**Supplied records**.
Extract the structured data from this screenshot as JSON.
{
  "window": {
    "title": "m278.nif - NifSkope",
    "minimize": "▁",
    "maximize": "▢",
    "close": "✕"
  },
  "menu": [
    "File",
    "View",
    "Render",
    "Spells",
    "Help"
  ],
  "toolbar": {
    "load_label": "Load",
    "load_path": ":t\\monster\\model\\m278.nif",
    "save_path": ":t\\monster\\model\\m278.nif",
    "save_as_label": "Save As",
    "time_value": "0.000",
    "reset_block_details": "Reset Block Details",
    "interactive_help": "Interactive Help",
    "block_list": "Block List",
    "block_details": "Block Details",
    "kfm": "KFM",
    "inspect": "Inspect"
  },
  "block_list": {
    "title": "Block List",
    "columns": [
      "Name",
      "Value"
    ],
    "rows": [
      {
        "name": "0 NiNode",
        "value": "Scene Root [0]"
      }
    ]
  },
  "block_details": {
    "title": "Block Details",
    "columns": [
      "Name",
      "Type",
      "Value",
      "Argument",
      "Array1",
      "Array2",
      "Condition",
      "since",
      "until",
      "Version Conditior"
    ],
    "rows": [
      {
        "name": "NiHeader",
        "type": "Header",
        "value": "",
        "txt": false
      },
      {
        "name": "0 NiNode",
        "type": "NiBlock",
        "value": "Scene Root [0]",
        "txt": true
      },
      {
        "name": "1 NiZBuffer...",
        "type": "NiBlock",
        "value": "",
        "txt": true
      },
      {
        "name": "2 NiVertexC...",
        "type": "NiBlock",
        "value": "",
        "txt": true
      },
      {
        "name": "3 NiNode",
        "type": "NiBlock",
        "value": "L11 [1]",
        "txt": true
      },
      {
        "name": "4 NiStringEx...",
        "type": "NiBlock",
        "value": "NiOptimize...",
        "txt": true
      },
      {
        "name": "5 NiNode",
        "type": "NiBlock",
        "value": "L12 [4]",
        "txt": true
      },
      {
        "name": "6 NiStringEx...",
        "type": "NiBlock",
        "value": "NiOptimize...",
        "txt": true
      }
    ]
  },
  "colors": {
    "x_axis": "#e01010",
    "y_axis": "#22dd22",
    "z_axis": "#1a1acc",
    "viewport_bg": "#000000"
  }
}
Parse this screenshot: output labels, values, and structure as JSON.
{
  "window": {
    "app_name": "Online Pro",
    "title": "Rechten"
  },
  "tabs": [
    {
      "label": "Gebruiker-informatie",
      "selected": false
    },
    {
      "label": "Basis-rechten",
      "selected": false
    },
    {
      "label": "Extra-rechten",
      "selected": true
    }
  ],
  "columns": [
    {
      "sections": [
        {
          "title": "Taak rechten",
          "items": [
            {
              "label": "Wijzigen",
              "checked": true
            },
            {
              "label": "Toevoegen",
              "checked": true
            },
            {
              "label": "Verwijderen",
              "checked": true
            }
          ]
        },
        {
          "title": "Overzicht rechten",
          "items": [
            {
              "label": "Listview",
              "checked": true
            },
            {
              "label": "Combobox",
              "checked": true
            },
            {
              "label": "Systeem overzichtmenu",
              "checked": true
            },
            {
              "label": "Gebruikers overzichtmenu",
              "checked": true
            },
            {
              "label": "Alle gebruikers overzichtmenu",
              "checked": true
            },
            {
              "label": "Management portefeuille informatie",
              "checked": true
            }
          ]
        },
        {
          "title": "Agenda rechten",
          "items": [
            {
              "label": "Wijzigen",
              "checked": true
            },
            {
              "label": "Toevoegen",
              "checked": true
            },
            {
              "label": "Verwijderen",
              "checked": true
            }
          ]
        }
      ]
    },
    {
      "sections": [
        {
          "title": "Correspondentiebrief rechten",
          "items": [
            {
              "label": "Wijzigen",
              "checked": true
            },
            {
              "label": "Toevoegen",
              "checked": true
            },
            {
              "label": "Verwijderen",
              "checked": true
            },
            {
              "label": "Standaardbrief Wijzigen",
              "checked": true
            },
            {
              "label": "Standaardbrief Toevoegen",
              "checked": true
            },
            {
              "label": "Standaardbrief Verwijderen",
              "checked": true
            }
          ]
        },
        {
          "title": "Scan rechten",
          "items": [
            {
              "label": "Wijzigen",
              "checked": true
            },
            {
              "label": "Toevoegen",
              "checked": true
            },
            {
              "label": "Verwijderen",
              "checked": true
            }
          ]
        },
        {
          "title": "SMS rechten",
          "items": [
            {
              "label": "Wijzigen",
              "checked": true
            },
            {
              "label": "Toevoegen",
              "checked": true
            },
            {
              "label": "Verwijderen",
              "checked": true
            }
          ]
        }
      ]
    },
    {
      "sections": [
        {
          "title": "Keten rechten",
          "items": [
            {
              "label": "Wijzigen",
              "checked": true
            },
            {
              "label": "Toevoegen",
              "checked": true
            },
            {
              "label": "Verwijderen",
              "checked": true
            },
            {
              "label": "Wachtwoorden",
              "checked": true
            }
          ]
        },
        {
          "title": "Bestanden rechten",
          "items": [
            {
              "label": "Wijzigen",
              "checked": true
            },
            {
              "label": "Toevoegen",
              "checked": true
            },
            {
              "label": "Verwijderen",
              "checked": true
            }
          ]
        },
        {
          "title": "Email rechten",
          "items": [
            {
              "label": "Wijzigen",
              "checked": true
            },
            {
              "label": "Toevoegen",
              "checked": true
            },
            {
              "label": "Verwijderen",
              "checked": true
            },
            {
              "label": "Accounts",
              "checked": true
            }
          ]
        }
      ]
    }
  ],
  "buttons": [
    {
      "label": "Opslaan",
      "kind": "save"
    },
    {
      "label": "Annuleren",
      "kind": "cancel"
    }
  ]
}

**Exercise requirements**. Across the entries, how many lines hold the word "JSON"? Say only the number.

**Answer**. 2